Instructions to follow: Retype, word for word, every line starting at the line with "What data populates" and ending with the final line of the entries; skip the pictures.

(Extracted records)
-------

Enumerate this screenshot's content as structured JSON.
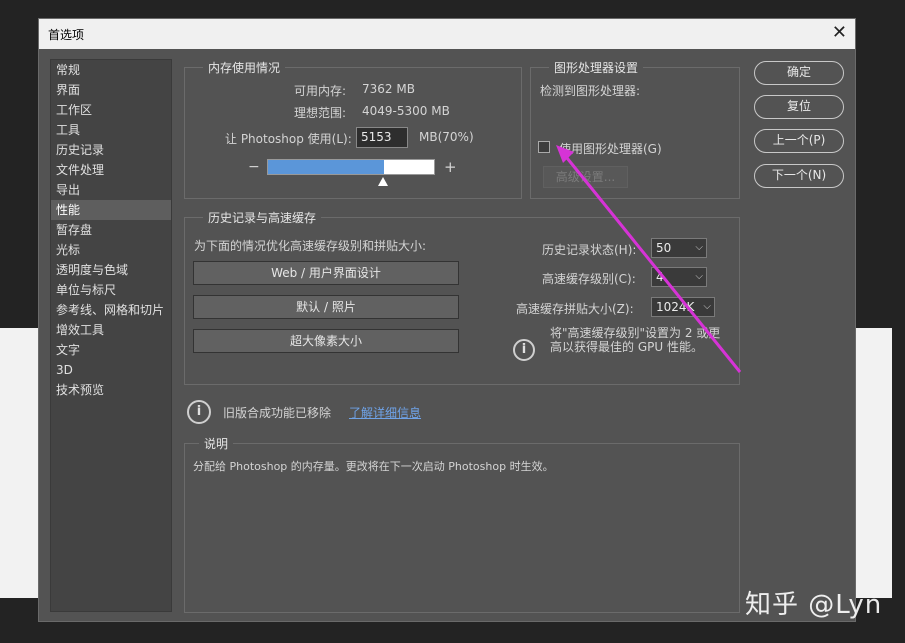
{
  "window": {
    "title": "首选项",
    "close_glyph": "✕"
  },
  "sidebar": {
    "items": [
      {
        "label": "常规"
      },
      {
        "label": "界面"
      },
      {
        "label": "工作区"
      },
      {
        "label": "工具"
      },
      {
        "label": "历史记录"
      },
      {
        "label": "文件处理"
      },
      {
        "label": "导出"
      },
      {
        "label": "性能",
        "selected": true
      },
      {
        "label": "暂存盘"
      },
      {
        "label": "光标"
      },
      {
        "label": "透明度与色域"
      },
      {
        "label": "单位与标尺"
      },
      {
        "label": "参考线、网格和切片"
      },
      {
        "label": "增效工具"
      },
      {
        "label": "文字"
      },
      {
        "label": "3D"
      },
      {
        "label": "技术预览"
      }
    ]
  },
  "memory": {
    "legend": "内存使用情况",
    "available_label": "可用内存:",
    "available_value": "7362 MB",
    "ideal_label": "理想范围:",
    "ideal_value": "4049-5300 MB",
    "let_label": "让 Photoshop 使用(L):",
    "let_value": "5153",
    "unit_pct": "MB(70%)",
    "fill_fraction": 0.7,
    "minus": "−",
    "plus": "+"
  },
  "gpu": {
    "legend": "图形处理器设置",
    "detected_label": "检测到图形处理器:",
    "use_gpu_label": "使用图形处理器(G)",
    "use_gpu_checked": false,
    "advanced_label": "高级设置..."
  },
  "history_cache": {
    "legend": "历史记录与高速缓存",
    "optimize_label": "为下面的情况优化高速缓存级别和拼贴大小:",
    "buttons": [
      "Web / 用户界面设计",
      "默认 / 照片",
      "超大像素大小"
    ],
    "history_states_label": "历史记录状态(H):",
    "history_states_value": "50",
    "cache_levels_label": "高速缓存级别(C):",
    "cache_levels_value": "4",
    "tile_size_label": "高速缓存拼贴大小(Z):",
    "tile_size_value": "1024K",
    "tip_line1": "将\"高速缓存级别\"设置为 2 或更",
    "tip_line2": "高以获得最佳的 GPU 性能。"
  },
  "legacy": {
    "message": "旧版合成功能已移除",
    "link": "了解详细信息"
  },
  "description": {
    "legend": "说明",
    "text": "分配给 Photoshop 的内存量。更改将在下一次启动 Photoshop 时生效。"
  },
  "actions": {
    "ok": "确定",
    "reset": "复位",
    "prev": "上一个(P)",
    "next": "下一个(N)"
  },
  "watermark": "知乎 @Lyn",
  "colors": {
    "dialog_bg": "#535353",
    "slider_fill": "#5b96d9",
    "annotation_arrow": "#d633d6",
    "link": "#6fa3e8"
  }
}
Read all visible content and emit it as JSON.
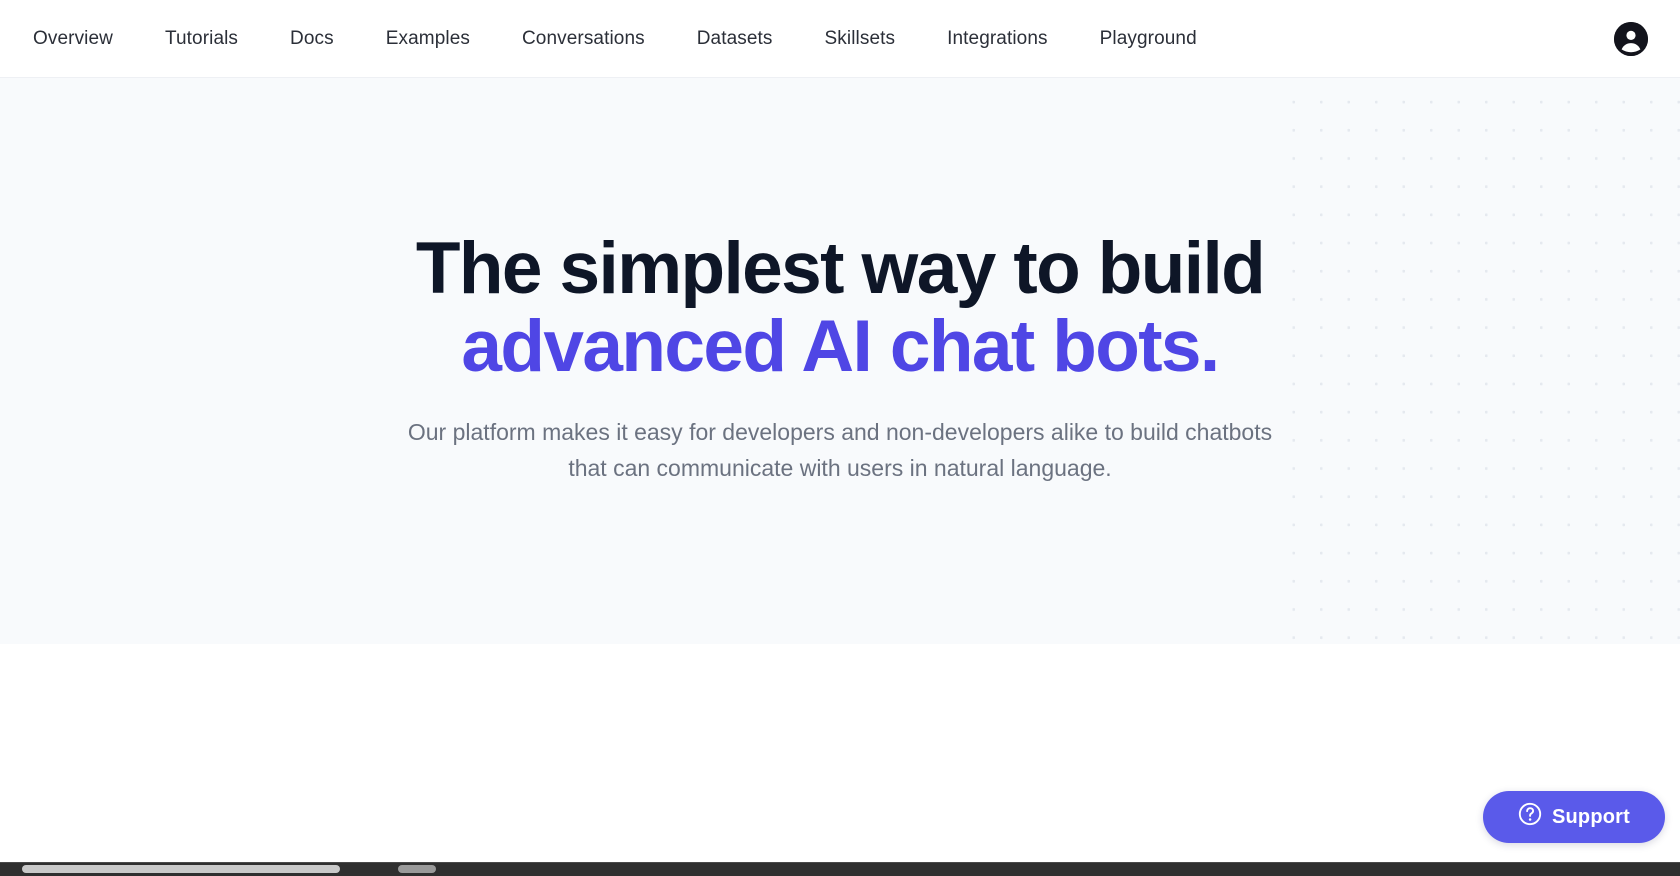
{
  "header": {
    "nav_items": [
      {
        "label": "Overview"
      },
      {
        "label": "Tutorials"
      },
      {
        "label": "Docs"
      },
      {
        "label": "Examples"
      },
      {
        "label": "Conversations"
      },
      {
        "label": "Datasets"
      },
      {
        "label": "Skillsets"
      },
      {
        "label": "Integrations"
      },
      {
        "label": "Playground"
      }
    ],
    "account": {
      "icon": "user-avatar-icon",
      "color": "#13141c"
    },
    "border_color": "#eef0f4"
  },
  "hero": {
    "background": "#f8fafc",
    "headline_line1": "The simplest way to build",
    "headline_line2": "advanced AI chat bots.",
    "headline_color": "#0e1627",
    "headline_accent_color": "#4f46e5",
    "subhead_line1": "Our platform makes it easy for developers and non-developers alike to build chatbots",
    "subhead_line2": "that can communicate with users in natural language.",
    "subhead_color": "#6b7280",
    "dot_pattern_color": "#e4e8ee"
  },
  "support_widget": {
    "label": "Support",
    "icon": "question-circle-icon",
    "color": "#5a5aea"
  },
  "scrollbar": {
    "orientation": "horizontal",
    "track_color": "#2f2f2f",
    "thumb_color": "#c9c9c9"
  }
}
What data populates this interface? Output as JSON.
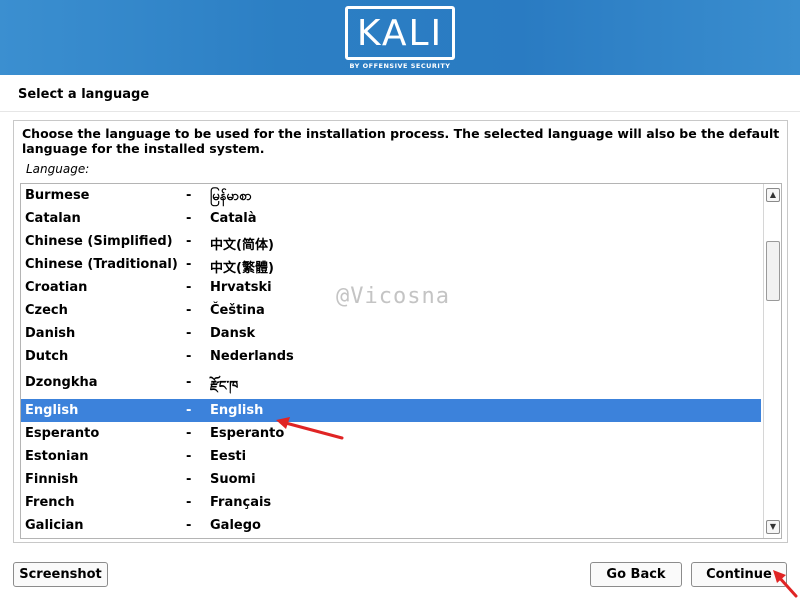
{
  "header": {
    "logo_text": "KALI",
    "logo_subtitle": "BY OFFENSIVE SECURITY",
    "banner_color": "#2c7fc4"
  },
  "page_title": "Select a language",
  "instructions": "Choose the language to be used for the installation process. The selected language will also be the default language for the installed system.",
  "list_label": "Language:",
  "languages": [
    {
      "name": "Burmese",
      "native": "မြန်မာစာ"
    },
    {
      "name": "Catalan",
      "native": "Català"
    },
    {
      "name": "Chinese (Simplified)",
      "native": "中文(简体)"
    },
    {
      "name": "Chinese (Traditional)",
      "native": "中文(繁體)"
    },
    {
      "name": "Croatian",
      "native": "Hrvatski"
    },
    {
      "name": "Czech",
      "native": "Čeština"
    },
    {
      "name": "Danish",
      "native": "Dansk"
    },
    {
      "name": "Dutch",
      "native": "Nederlands"
    },
    {
      "name": "Dzongkha",
      "native": "རྫོང་ཁ"
    },
    {
      "name": "English",
      "native": "English"
    },
    {
      "name": "Esperanto",
      "native": "Esperanto"
    },
    {
      "name": "Estonian",
      "native": "Eesti"
    },
    {
      "name": "Finnish",
      "native": "Suomi"
    },
    {
      "name": "French",
      "native": "Français"
    },
    {
      "name": "Galician",
      "native": "Galego"
    }
  ],
  "separator": "-",
  "selected_language": "English",
  "selection_color": "#3c82db",
  "buttons": {
    "screenshot": "Screenshot",
    "go_back": "Go Back",
    "continue": "Continue"
  },
  "watermark": "@Vicosna",
  "annotation_color": "#e02424"
}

-------

Problem solution:
What data populates this interface? Output as JSON.
{
  "header": {
    "logo_text": "KALI",
    "logo_subtitle": "BY OFFENSIVE SECURITY",
    "banner_color": "#2c7fc4"
  },
  "page_title": "Select a language",
  "instructions": "Choose the language to be used for the installation process. The selected language will also be the default language for the installed system.",
  "list_label": "Language:",
  "languages": [
    {
      "name": "Burmese",
      "native": "မြန်မာစာ"
    },
    {
      "name": "Catalan",
      "native": "Català"
    },
    {
      "name": "Chinese (Simplified)",
      "native": "中文(简体)"
    },
    {
      "name": "Chinese (Traditional)",
      "native": "中文(繁體)"
    },
    {
      "name": "Croatian",
      "native": "Hrvatski"
    },
    {
      "name": "Czech",
      "native": "Čeština"
    },
    {
      "name": "Danish",
      "native": "Dansk"
    },
    {
      "name": "Dutch",
      "native": "Nederlands"
    },
    {
      "name": "Dzongkha",
      "native": "རྫོང་ཁ"
    },
    {
      "name": "English",
      "native": "English"
    },
    {
      "name": "Esperanto",
      "native": "Esperanto"
    },
    {
      "name": "Estonian",
      "native": "Eesti"
    },
    {
      "name": "Finnish",
      "native": "Suomi"
    },
    {
      "name": "French",
      "native": "Français"
    },
    {
      "name": "Galician",
      "native": "Galego"
    }
  ],
  "separator": "-",
  "selected_language": "English",
  "selection_color": "#3c82db",
  "buttons": {
    "screenshot": "Screenshot",
    "go_back": "Go Back",
    "continue": "Continue"
  },
  "watermark": "@Vicosna",
  "annotation_color": "#e02424"
}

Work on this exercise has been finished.